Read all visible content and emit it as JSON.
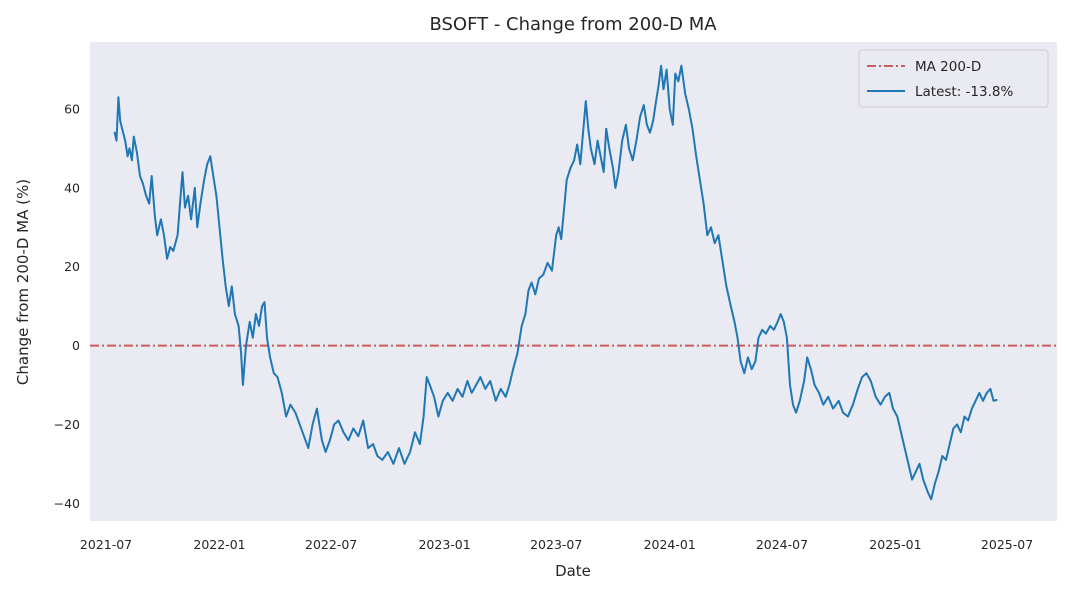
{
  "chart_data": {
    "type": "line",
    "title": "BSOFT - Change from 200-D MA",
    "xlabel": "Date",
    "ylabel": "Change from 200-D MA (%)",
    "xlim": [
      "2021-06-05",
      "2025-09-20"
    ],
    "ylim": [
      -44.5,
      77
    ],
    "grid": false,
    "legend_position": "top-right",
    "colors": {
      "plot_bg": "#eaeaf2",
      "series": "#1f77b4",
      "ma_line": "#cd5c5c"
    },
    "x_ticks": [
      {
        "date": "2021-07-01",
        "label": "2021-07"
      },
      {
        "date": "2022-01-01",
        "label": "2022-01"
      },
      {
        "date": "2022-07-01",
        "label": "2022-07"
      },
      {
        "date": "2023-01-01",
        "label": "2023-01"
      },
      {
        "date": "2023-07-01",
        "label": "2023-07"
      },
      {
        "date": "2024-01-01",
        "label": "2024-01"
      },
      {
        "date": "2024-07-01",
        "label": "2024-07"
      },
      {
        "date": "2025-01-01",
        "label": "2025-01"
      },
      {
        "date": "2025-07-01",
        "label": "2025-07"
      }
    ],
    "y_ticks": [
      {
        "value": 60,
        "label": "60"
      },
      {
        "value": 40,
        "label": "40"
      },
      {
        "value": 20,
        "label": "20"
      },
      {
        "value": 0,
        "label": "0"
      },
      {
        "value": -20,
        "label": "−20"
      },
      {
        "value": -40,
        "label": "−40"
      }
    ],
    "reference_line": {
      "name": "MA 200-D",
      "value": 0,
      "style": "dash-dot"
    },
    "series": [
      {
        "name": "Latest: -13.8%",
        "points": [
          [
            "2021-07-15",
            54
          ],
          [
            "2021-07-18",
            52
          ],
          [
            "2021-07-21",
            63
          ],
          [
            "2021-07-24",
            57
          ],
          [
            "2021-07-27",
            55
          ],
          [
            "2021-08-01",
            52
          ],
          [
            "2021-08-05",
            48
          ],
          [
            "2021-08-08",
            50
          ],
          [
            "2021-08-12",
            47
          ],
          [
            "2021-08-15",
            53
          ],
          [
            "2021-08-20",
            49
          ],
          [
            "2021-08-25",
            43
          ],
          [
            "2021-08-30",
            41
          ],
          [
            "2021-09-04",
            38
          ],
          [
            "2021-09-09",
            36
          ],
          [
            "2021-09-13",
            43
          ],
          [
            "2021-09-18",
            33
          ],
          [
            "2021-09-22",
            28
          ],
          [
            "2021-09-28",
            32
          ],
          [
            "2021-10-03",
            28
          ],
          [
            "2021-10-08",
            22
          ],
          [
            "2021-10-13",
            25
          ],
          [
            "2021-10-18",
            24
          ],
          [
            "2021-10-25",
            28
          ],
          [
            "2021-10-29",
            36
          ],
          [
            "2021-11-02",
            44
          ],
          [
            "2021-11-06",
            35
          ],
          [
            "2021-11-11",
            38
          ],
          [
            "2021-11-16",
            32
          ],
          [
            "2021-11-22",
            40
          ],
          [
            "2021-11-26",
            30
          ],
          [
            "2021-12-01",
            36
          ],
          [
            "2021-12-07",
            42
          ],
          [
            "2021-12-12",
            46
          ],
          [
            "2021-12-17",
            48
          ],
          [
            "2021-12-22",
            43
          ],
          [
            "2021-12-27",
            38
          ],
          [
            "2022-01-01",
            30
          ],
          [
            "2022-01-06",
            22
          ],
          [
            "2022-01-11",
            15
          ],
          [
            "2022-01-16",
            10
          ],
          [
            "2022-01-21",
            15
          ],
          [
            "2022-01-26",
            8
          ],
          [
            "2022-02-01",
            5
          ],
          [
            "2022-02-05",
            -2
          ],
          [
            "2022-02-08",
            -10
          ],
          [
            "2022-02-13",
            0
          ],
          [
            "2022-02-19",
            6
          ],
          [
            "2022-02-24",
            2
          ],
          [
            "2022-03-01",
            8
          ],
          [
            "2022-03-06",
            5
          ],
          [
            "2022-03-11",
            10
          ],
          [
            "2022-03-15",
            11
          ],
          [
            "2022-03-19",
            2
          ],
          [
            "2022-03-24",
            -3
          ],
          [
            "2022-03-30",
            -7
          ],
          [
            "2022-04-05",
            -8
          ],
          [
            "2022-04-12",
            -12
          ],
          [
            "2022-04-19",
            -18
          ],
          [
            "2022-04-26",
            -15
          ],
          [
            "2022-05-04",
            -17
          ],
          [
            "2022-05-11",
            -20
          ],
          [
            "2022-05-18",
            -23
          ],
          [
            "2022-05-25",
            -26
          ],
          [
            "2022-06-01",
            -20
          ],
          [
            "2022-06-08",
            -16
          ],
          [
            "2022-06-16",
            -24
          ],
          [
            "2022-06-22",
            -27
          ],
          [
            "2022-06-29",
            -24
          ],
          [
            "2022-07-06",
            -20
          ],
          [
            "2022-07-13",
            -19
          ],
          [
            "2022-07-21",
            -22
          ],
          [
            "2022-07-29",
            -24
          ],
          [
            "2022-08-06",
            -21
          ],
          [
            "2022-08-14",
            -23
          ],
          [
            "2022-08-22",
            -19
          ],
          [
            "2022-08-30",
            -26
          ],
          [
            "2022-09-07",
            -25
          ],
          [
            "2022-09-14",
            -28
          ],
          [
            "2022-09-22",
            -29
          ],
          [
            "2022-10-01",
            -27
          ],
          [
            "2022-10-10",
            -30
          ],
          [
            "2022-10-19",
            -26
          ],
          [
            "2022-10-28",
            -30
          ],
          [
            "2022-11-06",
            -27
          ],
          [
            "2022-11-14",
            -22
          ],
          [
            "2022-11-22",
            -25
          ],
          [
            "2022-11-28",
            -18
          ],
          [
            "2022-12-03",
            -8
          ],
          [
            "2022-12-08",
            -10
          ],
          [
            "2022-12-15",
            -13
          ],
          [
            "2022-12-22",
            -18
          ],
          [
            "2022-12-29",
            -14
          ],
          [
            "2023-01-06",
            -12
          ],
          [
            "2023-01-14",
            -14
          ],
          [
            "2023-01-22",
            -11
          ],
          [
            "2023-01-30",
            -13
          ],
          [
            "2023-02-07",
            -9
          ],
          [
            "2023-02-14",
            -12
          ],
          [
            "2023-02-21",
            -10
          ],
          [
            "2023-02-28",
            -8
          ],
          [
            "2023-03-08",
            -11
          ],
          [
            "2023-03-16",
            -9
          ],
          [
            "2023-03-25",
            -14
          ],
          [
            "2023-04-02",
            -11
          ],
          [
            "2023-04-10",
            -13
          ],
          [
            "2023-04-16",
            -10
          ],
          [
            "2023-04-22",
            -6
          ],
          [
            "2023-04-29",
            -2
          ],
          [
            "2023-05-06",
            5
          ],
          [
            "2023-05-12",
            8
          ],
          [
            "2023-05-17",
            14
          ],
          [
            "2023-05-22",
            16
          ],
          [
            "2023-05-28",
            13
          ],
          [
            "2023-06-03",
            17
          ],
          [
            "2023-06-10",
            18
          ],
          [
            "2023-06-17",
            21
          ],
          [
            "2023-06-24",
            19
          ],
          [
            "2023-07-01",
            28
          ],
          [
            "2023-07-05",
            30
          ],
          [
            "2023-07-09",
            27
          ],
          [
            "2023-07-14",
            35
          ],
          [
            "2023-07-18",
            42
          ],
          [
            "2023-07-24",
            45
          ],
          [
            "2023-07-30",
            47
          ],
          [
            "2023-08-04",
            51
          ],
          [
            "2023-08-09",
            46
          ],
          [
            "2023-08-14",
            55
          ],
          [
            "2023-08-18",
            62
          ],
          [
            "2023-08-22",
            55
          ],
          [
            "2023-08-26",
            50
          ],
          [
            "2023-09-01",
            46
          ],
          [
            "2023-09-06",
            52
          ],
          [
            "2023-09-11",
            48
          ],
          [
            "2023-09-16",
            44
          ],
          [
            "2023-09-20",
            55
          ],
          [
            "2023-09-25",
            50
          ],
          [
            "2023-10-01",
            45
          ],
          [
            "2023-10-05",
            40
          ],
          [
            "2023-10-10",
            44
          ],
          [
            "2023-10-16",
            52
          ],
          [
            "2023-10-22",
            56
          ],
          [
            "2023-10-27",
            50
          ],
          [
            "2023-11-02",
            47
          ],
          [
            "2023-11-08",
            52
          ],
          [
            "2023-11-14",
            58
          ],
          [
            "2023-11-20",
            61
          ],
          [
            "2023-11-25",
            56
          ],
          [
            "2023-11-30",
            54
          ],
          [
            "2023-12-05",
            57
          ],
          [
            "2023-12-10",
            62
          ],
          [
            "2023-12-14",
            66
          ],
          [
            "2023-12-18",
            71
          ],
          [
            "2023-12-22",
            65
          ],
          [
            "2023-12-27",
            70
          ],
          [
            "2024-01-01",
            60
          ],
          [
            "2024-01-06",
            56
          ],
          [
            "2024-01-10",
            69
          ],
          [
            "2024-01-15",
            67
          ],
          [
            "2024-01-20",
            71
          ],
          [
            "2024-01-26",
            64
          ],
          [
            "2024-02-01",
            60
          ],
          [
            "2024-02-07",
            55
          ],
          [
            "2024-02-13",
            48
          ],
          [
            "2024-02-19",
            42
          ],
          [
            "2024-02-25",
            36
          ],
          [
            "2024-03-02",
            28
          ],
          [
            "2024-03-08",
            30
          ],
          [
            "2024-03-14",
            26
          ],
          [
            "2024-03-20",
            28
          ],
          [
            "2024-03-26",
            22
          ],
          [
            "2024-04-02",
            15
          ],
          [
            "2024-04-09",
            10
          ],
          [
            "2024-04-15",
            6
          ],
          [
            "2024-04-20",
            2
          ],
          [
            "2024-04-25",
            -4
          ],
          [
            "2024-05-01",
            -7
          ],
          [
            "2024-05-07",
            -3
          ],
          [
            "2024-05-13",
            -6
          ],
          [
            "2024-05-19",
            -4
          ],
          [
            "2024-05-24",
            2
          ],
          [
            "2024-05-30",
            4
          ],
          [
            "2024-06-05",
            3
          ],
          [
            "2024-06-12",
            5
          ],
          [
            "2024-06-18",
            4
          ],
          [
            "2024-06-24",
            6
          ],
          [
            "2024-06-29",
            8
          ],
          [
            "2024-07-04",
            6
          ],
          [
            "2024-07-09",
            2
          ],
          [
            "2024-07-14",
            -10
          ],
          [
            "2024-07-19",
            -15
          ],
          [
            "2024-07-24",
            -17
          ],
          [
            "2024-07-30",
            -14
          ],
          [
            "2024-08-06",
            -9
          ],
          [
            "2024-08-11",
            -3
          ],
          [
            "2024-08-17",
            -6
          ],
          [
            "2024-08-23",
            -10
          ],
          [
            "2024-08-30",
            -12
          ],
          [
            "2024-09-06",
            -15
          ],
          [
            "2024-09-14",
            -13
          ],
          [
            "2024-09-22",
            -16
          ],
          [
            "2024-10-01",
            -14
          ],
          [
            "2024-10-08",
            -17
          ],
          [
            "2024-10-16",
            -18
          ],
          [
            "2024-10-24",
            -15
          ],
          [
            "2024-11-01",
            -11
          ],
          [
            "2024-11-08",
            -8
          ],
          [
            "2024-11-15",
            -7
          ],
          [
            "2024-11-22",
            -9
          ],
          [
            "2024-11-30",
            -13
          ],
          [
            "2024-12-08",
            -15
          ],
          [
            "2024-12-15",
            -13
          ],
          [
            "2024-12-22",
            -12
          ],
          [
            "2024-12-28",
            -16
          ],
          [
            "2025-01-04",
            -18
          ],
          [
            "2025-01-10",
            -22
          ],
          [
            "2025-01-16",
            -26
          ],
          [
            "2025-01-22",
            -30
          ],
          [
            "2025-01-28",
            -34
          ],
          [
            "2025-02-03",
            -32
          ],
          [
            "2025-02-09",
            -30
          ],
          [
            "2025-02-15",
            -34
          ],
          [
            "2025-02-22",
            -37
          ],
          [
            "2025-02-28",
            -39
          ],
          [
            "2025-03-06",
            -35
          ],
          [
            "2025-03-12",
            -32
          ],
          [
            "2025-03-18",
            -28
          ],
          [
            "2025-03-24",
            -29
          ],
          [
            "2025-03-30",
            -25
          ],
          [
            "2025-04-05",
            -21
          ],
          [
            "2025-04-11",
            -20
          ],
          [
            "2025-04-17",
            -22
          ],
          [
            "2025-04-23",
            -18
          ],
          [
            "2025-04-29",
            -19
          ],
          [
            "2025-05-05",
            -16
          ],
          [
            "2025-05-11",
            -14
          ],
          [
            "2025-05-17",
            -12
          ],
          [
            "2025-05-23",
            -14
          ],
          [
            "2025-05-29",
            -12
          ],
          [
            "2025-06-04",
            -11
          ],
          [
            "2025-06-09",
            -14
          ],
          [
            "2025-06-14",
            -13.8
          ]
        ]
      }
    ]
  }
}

▶ INSTRUCTIONS FOR THE TASK: Report the count of lines in the entries that contain the string "value", and nothing besides it.

▶ SOLUTION TO THIS PROBLEM: 7